> [Directions for this task] From the entries that follow, list every line in which the string "Meere" appears.

> [Data for the task]

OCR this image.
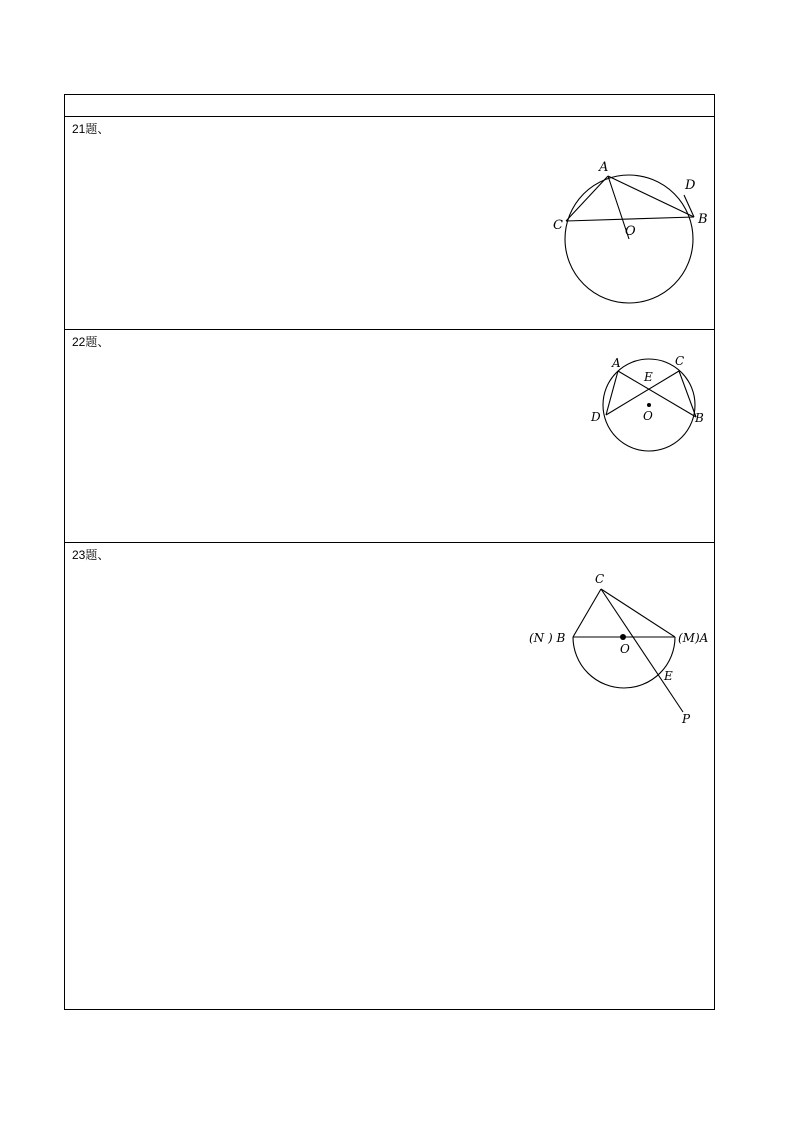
21题、
A
D
C	B
O
22题、
A	C
E
O
D	B
23题、
C
(N ) B	(M)A
O
E
P
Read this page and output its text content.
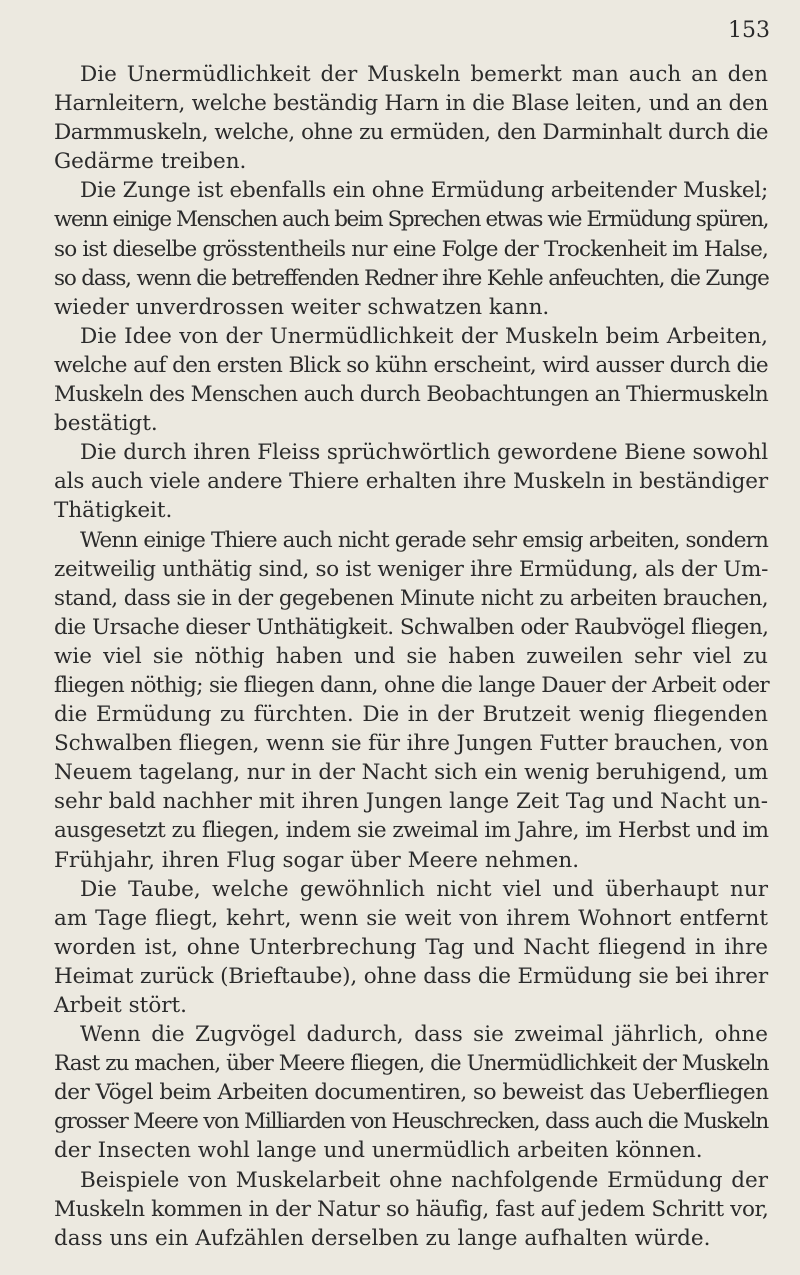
153

Die Unermüdlichkeit der Muskeln bemerkt man auch an den
Harnleitern, welche beständig Harn in die Blase leiten, und an den
Darmmuskeln, welche, ohne zu ermüden, den Darminhalt durch die
Gedärme treiben.

Die Zunge ist ebenfalls ein ohne Ermüdung arbeitender Muskel;
wenn einige Menschen auch beim Sprechen etwas wie Ermüdung spüren,
so ist dieselbe grösstentheils nur eine Folge der Trockenheit im Halse,
so dass, wenn die betreffenden Redner ihre Kehle anfeuchten, die Zunge
wieder unverdrossen weiter schwatzen kann.

Die Idee von der Unermüdlichkeit der Muskeln beim Arbeiten,
welche auf den ersten Blick so kühn erscheint, wird ausser durch die
Muskeln des Menschen auch durch Beobachtungen an Thiermuskeln
bestätigt.

Die durch ihren Fleiss sprüchwörtlich gewordene Biene sowohl
als auch viele andere Thiere erhalten ihre Muskeln in beständiger
Thätigkeit.

Wenn einige Thiere auch nicht gerade sehr emsig arbeiten, sondern
zeitweilig unthätig sind, so ist weniger ihre Ermüdung, als der Um-
stand, dass sie in der gegebenen Minute nicht zu arbeiten brauchen,
die Ursache dieser Unthätigkeit. Schwalben oder Raubvögel fliegen,
wie viel sie nöthig haben und sie haben zuweilen sehr viel zu
fliegen nöthig; sie fliegen dann, ohne die lange Dauer der Arbeit oder
die Ermüdung zu fürchten. Die in der Brutzeit wenig fliegenden
Schwalben fliegen, wenn sie für ihre Jungen Futter brauchen, von
Neuem tagelang, nur in der Nacht sich ein wenig beruhigend, um
sehr bald nachher mit ihren Jungen lange Zeit Tag und Nacht un-
ausgesetzt zu fliegen, indem sie zweimal im Jahre, im Herbst und im
Frühjahr, ihren Flug sogar über Meere nehmen.

Die Taube, welche gewöhnlich nicht viel und überhaupt nur
am Tage fliegt, kehrt, wenn sie weit von ihrem Wohnort entfernt
worden ist, ohne Unterbrechung Tag und Nacht fliegend in ihre
Heimat zurück (Brieftaube), ohne dass die Ermüdung sie bei ihrer
Arbeit stört.

Wenn die Zugvögel dadurch, dass sie zweimal jährlich, ohne
Rast zu machen, über Meere fliegen, die Unermüdlichkeit der Muskeln
der Vögel beim Arbeiten documentiren, so beweist das Ueberfliegen
grosser Meere von Milliarden von Heuschrecken, dass auch die Muskeln
der Insecten wohl lange und unermüdlich arbeiten können.

Beispiele von Muskelarbeit ohne nachfolgende Ermüdung der
Muskeln kommen in der Natur so häufig, fast auf jedem Schritt vor,
dass uns ein Aufzählen derselben zu lange aufhalten würde.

> [Full answer]
Frühjahr, ihren Flug sogar über Meere nehmen.
Rast zu machen, über Meere fliegen, die Unermüdlichkeit der Muskeln
grosser Meere von Milliarden von Heuschrecken, dass auch die Muskeln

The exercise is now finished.